*** TASK DATA

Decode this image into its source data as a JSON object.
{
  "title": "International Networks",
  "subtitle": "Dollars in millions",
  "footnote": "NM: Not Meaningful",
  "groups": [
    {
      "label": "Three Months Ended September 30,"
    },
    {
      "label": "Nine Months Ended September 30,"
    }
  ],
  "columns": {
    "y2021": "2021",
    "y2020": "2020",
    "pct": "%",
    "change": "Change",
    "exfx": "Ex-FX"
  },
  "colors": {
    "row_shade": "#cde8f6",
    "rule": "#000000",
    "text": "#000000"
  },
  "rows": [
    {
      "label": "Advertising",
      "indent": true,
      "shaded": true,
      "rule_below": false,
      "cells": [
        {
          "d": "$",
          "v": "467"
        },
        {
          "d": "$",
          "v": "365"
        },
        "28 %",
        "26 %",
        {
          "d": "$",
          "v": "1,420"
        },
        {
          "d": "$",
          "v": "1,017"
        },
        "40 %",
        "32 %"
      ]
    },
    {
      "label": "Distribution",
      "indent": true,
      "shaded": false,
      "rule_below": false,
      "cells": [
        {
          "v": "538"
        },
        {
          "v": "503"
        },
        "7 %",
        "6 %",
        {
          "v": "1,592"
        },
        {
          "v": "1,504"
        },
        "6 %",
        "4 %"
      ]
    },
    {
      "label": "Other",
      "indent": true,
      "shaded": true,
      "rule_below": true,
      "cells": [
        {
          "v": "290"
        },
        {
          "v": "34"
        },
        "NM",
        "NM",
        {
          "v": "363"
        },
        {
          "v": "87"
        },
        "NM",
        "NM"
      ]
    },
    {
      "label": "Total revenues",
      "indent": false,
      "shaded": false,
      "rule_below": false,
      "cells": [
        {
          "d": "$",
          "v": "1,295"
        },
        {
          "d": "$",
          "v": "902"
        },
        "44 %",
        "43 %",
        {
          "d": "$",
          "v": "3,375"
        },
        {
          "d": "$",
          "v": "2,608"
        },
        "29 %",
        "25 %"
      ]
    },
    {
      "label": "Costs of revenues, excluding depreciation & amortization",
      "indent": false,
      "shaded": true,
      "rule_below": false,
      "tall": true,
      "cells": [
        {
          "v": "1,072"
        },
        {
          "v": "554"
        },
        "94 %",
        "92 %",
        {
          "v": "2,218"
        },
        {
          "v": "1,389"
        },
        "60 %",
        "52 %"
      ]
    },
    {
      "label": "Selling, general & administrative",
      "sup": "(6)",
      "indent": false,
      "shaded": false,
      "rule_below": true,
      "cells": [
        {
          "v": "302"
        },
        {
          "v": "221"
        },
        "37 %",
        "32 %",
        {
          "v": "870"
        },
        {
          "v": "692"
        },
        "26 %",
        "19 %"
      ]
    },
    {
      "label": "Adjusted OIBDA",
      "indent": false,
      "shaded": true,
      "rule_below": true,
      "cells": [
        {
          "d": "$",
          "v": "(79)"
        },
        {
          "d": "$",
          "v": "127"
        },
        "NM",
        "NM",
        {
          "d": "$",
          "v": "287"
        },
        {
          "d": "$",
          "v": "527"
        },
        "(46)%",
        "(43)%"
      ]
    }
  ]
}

******

TASK GOAL: Search the data for "Ended". Copy every matching line.

SOLUTION FOR THIS PROBLEM:
      "label": "Three Months Ended September 30,"
      "label": "Nine Months Ended September 30,"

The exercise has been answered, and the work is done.